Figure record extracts
_ _ _ _ _

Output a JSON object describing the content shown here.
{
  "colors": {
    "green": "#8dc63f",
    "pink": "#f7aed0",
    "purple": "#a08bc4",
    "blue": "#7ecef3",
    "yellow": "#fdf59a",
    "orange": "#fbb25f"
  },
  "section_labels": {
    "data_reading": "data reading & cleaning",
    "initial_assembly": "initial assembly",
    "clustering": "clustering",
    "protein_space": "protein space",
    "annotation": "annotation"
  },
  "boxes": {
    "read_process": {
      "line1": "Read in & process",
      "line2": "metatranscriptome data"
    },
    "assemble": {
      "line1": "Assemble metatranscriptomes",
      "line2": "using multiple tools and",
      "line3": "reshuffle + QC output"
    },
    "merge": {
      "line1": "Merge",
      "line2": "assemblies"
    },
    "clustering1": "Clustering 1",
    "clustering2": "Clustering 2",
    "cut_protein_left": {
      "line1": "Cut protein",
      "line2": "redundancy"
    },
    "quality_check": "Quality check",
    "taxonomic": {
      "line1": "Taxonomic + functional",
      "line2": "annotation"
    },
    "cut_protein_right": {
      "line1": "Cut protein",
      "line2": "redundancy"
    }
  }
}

_ _ _ _ _

### About this exercise
Your task is to copy every line of the entries that contains the string "data".

### Answer to this task
    "data_reading": "data reading & cleaning",
      "line2": "metatranscriptome data"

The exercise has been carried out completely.